Records contained in a dataset
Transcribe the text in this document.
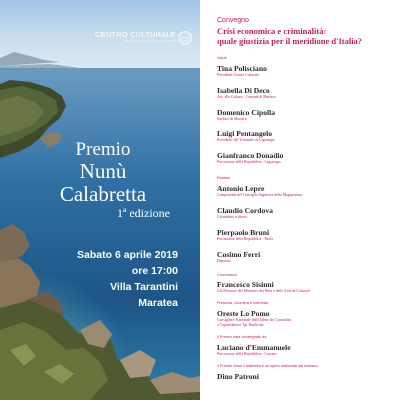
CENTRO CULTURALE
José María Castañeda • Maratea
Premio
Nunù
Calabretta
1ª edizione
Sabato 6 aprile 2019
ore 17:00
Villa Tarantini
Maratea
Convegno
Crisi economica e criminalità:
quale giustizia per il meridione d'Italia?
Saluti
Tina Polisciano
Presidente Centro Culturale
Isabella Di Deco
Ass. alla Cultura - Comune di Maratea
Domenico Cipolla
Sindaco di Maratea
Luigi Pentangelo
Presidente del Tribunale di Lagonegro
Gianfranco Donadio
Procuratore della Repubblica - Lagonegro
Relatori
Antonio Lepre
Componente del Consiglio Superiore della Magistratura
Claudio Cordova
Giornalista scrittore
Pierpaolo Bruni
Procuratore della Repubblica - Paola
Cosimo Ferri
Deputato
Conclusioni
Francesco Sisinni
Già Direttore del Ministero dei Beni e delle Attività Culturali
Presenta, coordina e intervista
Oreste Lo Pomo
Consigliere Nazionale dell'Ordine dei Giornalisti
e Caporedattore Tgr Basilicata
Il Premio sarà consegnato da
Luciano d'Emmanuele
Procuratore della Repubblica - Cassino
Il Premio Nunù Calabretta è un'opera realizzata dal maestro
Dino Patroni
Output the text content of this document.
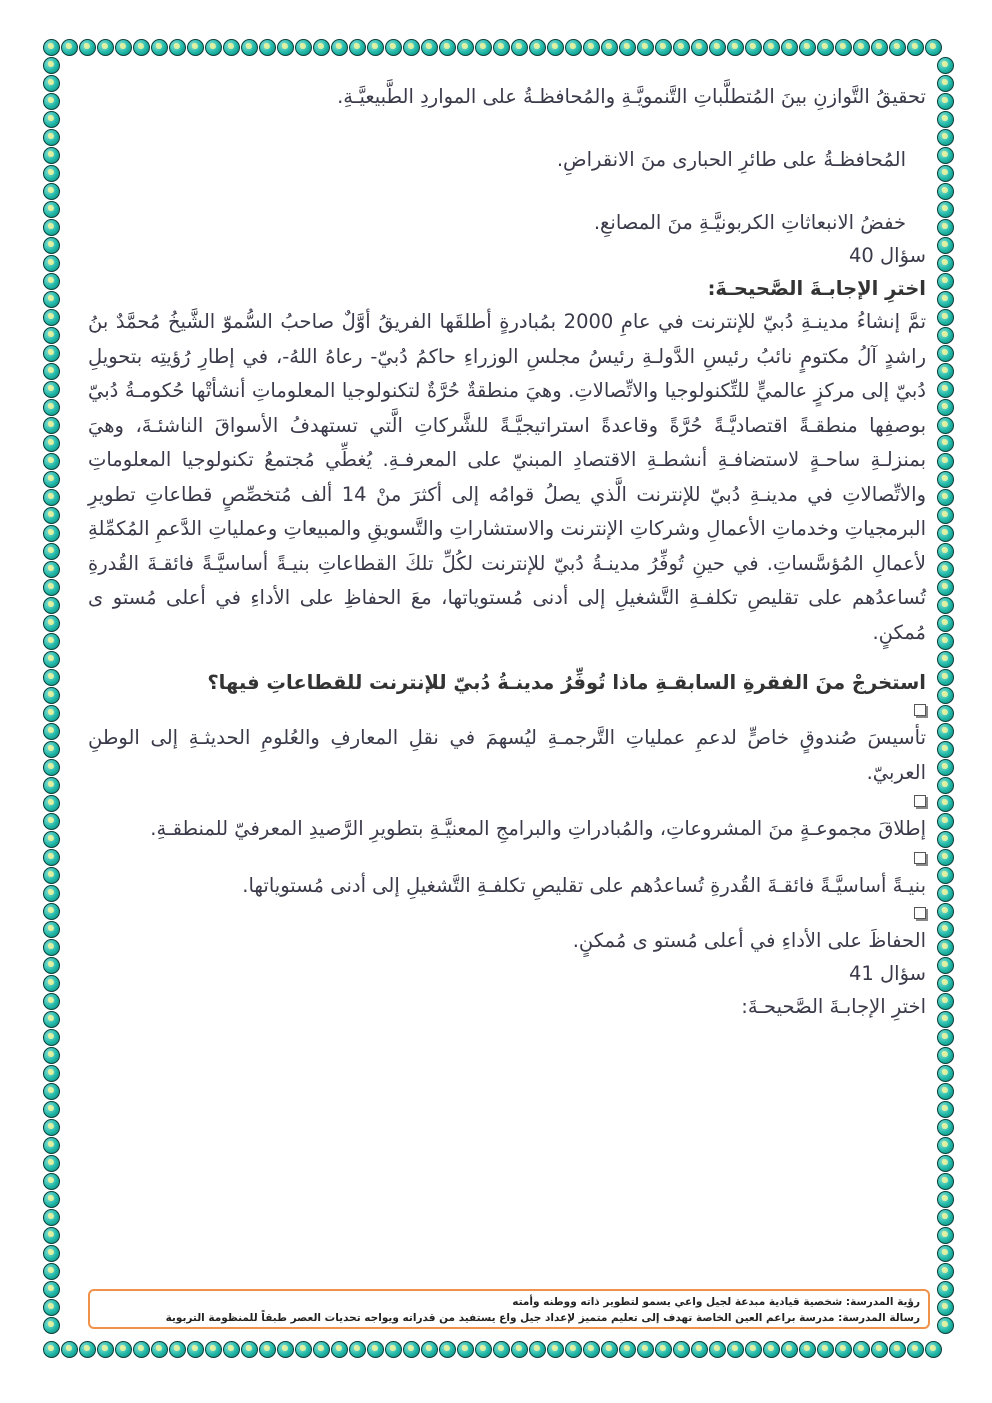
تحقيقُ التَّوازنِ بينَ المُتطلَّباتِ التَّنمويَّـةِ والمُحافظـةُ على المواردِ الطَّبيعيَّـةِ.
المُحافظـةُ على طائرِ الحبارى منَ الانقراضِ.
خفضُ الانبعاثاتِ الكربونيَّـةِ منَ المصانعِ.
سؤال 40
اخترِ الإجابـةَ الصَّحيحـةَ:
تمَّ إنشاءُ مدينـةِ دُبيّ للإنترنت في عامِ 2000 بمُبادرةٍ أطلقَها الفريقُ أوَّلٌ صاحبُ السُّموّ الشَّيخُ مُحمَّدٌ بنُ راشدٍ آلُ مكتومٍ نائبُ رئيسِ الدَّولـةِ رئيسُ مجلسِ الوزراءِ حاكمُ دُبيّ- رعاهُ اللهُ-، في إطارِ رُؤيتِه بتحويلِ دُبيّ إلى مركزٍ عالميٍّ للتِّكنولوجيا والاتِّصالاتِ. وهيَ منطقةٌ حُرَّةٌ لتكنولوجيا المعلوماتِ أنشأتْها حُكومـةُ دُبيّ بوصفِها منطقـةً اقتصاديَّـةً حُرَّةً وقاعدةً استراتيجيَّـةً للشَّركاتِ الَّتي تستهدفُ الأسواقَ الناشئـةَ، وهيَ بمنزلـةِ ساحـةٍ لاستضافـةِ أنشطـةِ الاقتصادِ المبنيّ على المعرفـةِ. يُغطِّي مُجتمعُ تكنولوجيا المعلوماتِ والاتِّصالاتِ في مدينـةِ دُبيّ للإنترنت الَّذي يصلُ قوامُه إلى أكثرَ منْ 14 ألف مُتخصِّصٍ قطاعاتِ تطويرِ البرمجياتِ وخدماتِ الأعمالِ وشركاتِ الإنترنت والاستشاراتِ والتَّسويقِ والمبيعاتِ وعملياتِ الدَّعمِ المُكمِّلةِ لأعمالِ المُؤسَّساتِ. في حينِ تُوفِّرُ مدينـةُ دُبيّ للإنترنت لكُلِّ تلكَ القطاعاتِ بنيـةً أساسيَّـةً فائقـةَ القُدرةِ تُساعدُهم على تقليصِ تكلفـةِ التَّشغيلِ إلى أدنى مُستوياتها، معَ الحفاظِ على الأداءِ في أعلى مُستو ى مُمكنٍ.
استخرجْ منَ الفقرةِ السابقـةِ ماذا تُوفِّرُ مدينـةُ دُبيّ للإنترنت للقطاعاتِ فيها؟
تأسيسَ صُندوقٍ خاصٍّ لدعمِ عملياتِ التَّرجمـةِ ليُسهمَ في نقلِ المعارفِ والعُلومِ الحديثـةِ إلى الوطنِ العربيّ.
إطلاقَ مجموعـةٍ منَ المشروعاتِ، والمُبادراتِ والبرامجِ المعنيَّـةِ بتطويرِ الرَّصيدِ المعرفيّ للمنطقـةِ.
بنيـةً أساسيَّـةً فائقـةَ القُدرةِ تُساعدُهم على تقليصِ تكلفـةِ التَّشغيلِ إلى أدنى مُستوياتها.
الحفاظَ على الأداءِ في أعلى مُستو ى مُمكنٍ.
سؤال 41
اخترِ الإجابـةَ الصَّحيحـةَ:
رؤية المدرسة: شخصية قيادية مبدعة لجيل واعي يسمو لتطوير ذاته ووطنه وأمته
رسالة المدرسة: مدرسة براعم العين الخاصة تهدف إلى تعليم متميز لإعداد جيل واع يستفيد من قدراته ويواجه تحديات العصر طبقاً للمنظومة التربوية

**TASK DESCRIPTION:** Using the records above, output their complete text exactly, minus any images.

**RESPONSE:**
Transcribe the text in this document.
CENTRO CULTURALE
José María Castañeda • Maratea
Premio
Nunù
Calabretta
1ª edizione
Sabato 6 aprile 2019
ore 17:00
Villa Tarantini
Maratea
Convegno
Crisi economica e criminalità:
quale giustizia per il meridione d'Italia?
Saluti
Tina Polisciano
Presidente Centro Culturale
Isabella Di Deco
Ass. alla Cultura - Comune di Maratea
Domenico Cipolla
Sindaco di Maratea
Luigi Pentangelo
Presidente del Tribunale di Lagonegro
Gianfranco Donadio
Procuratore della Repubblica - Lagonegro
Relatori
Antonio Lepre
Componente del Consiglio Superiore della Magistratura
Claudio Cordova
Giornalista scrittore
Pierpaolo Bruni
Procuratore della Repubblica - Paola
Cosimo Ferri
Deputato
Conclusioni
Francesco Sisinni
Già Direttore del Ministero dei Beni e delle Attività Culturali
Presenta, coordina e intervista
Oreste Lo Pomo
Consigliere Nazionale dell'Ordine dei Giornalisti
e Caporedattore Tgr Basilicata
Il Premio sarà consegnato da
Luciano d'Emmanuele
Procuratore della Repubblica - Cassino
Il Premio Nunù Calabretta è un'opera realizzata dal maestro
Dino Patroni
Output the text content of this document.
تحقيقُ التَّوازنِ بينَ المُتطلَّباتِ التَّنمويَّـةِ والمُحافظـةُ على المواردِ الطَّبيعيَّـةِ.
المُحافظـةُ على طائرِ الحبارى منَ الانقراضِ.
خفضُ الانبعاثاتِ الكربونيَّـةِ منَ المصانعِ.
سؤال 40
اخترِ الإجابـةَ الصَّحيحـةَ:
تمَّ إنشاءُ مدينـةِ دُبيّ للإنترنت في عامِ 2000 بمُبادرةٍ أطلقَها الفريقُ أوَّلٌ صاحبُ السُّموّ الشَّيخُ مُحمَّدٌ بنُ راشدٍ آلُ مكتومٍ نائبُ رئيسِ الدَّولـةِ رئيسُ مجلسِ الوزراءِ حاكمُ دُبيّ- رعاهُ اللهُ-، في إطارِ رُؤيتِه بتحويلِ دُبيّ إلى مركزٍ عالميٍّ للتِّكنولوجيا والاتِّصالاتِ. وهيَ منطقةٌ حُرَّةٌ لتكنولوجيا المعلوماتِ أنشأتْها حُكومـةُ دُبيّ بوصفِها منطقـةً اقتصاديَّـةً حُرَّةً وقاعدةً استراتيجيَّـةً للشَّركاتِ الَّتي تستهدفُ الأسواقَ الناشئـةَ، وهيَ بمنزلـةِ ساحـةٍ لاستضافـةِ أنشطـةِ الاقتصادِ المبنيّ على المعرفـةِ. يُغطِّي مُجتمعُ تكنولوجيا المعلوماتِ والاتِّصالاتِ في مدينـةِ دُبيّ للإنترنت الَّذي يصلُ قوامُه إلى أكثرَ منْ 14 ألف مُتخصِّصٍ قطاعاتِ تطويرِ البرمجياتِ وخدماتِ الأعمالِ وشركاتِ الإنترنت والاستشاراتِ والتَّسويقِ والمبيعاتِ وعملياتِ الدَّعمِ المُكمِّلةِ لأعمالِ المُؤسَّساتِ. في حينِ تُوفِّرُ مدينـةُ دُبيّ للإنترنت لكُلِّ تلكَ القطاعاتِ بنيـةً أساسيَّـةً فائقـةَ القُدرةِ تُساعدُهم على تقليصِ تكلفـةِ التَّشغيلِ إلى أدنى مُستوياتها، معَ الحفاظِ على الأداءِ في أعلى مُستو ى مُمكنٍ.
استخرجْ منَ الفقرةِ السابقـةِ ماذا تُوفِّرُ مدينـةُ دُبيّ للإنترنت للقطاعاتِ فيها؟
تأسيسَ صُندوقٍ خاصٍّ لدعمِ عملياتِ التَّرجمـةِ ليُسهمَ في نقلِ المعارفِ والعُلومِ الحديثـةِ إلى الوطنِ العربيّ.
إطلاقَ مجموعـةٍ منَ المشروعاتِ، والمُبادراتِ والبرامجِ المعنيَّـةِ بتطويرِ الرَّصيدِ المعرفيّ للمنطقـةِ.
بنيـةً أساسيَّـةً فائقـةَ القُدرةِ تُساعدُهم على تقليصِ تكلفـةِ التَّشغيلِ إلى أدنى مُستوياتها.
الحفاظَ على الأداءِ في أعلى مُستو ى مُمكنٍ.
سؤال 41
اخترِ الإجابـةَ الصَّحيحـةَ:
رؤية المدرسة: شخصية قيادية مبدعة لجيل واعي يسمو لتطوير ذاته ووطنه وأمته
رسالة المدرسة: مدرسة براعم العين الخاصة تهدف إلى تعليم متميز لإعداد جيل واع يستفيد من قدراته ويواجه تحديات العصر طبقاً للمنظومة التربوية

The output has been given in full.